- Required task
Copy every record word for word.

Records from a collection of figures
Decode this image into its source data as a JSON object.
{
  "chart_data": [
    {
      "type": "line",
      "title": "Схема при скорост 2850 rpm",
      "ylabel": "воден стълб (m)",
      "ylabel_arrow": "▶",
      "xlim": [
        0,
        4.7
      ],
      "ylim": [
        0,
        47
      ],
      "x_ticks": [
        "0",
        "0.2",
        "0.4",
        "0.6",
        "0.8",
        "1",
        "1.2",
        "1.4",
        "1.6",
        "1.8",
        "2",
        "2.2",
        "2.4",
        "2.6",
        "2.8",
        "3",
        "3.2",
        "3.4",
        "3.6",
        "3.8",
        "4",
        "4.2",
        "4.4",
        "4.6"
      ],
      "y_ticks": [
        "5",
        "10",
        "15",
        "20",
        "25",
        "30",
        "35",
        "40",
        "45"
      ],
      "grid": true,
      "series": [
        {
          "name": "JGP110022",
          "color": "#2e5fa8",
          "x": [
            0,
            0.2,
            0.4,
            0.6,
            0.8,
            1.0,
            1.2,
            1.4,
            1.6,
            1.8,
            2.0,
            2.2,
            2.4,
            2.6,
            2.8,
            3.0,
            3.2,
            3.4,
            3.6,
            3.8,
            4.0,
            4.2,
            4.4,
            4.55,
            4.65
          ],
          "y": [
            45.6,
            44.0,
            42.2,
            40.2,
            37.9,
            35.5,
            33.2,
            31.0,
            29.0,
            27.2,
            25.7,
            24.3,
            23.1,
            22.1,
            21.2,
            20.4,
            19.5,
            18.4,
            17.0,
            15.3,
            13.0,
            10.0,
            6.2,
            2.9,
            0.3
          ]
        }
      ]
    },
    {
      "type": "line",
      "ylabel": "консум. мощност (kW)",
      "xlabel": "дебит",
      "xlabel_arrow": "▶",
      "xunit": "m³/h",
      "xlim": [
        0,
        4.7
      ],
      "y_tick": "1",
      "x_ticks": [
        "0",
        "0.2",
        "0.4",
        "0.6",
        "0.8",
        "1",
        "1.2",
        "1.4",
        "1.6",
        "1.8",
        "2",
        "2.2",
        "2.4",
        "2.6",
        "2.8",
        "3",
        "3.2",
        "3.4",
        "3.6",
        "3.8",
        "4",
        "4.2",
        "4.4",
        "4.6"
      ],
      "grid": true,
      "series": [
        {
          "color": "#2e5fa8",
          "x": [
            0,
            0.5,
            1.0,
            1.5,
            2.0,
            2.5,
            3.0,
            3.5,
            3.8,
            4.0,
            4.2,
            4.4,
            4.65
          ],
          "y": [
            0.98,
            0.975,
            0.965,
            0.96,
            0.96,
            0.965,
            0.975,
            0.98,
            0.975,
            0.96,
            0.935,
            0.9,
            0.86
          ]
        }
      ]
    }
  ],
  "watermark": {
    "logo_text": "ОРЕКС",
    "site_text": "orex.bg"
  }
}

- Exercise response
Decode this image into its source data as a JSON object.
{
  "chart_data": [
    {
      "type": "line",
      "title": "Схема при скорост 2850 rpm",
      "ylabel": "воден стълб (m)",
      "ylabel_arrow": "▶",
      "xlim": [
        0,
        4.7
      ],
      "ylim": [
        0,
        47
      ],
      "x_ticks": [
        "0",
        "0.2",
        "0.4",
        "0.6",
        "0.8",
        "1",
        "1.2",
        "1.4",
        "1.6",
        "1.8",
        "2",
        "2.2",
        "2.4",
        "2.6",
        "2.8",
        "3",
        "3.2",
        "3.4",
        "3.6",
        "3.8",
        "4",
        "4.2",
        "4.4",
        "4.6"
      ],
      "y_ticks": [
        "5",
        "10",
        "15",
        "20",
        "25",
        "30",
        "35",
        "40",
        "45"
      ],
      "grid": true,
      "series": [
        {
          "name": "JGP110022",
          "color": "#2e5fa8",
          "x": [
            0,
            0.2,
            0.4,
            0.6,
            0.8,
            1.0,
            1.2,
            1.4,
            1.6,
            1.8,
            2.0,
            2.2,
            2.4,
            2.6,
            2.8,
            3.0,
            3.2,
            3.4,
            3.6,
            3.8,
            4.0,
            4.2,
            4.4,
            4.55,
            4.65
          ],
          "y": [
            45.6,
            44.0,
            42.2,
            40.2,
            37.9,
            35.5,
            33.2,
            31.0,
            29.0,
            27.2,
            25.7,
            24.3,
            23.1,
            22.1,
            21.2,
            20.4,
            19.5,
            18.4,
            17.0,
            15.3,
            13.0,
            10.0,
            6.2,
            2.9,
            0.3
          ]
        }
      ]
    },
    {
      "type": "line",
      "ylabel": "консум. мощност (kW)",
      "xlabel": "дебит",
      "xlabel_arrow": "▶",
      "xunit": "m³/h",
      "xlim": [
        0,
        4.7
      ],
      "y_tick": "1",
      "x_ticks": [
        "0",
        "0.2",
        "0.4",
        "0.6",
        "0.8",
        "1",
        "1.2",
        "1.4",
        "1.6",
        "1.8",
        "2",
        "2.2",
        "2.4",
        "2.6",
        "2.8",
        "3",
        "3.2",
        "3.4",
        "3.6",
        "3.8",
        "4",
        "4.2",
        "4.4",
        "4.6"
      ],
      "grid": true,
      "series": [
        {
          "color": "#2e5fa8",
          "x": [
            0,
            0.5,
            1.0,
            1.5,
            2.0,
            2.5,
            3.0,
            3.5,
            3.8,
            4.0,
            4.2,
            4.4,
            4.65
          ],
          "y": [
            0.98,
            0.975,
            0.965,
            0.96,
            0.96,
            0.965,
            0.975,
            0.98,
            0.975,
            0.96,
            0.935,
            0.9,
            0.86
          ]
        }
      ]
    }
  ],
  "watermark": {
    "logo_text": "ОРЕКС",
    "site_text": "orex.bg"
  }
}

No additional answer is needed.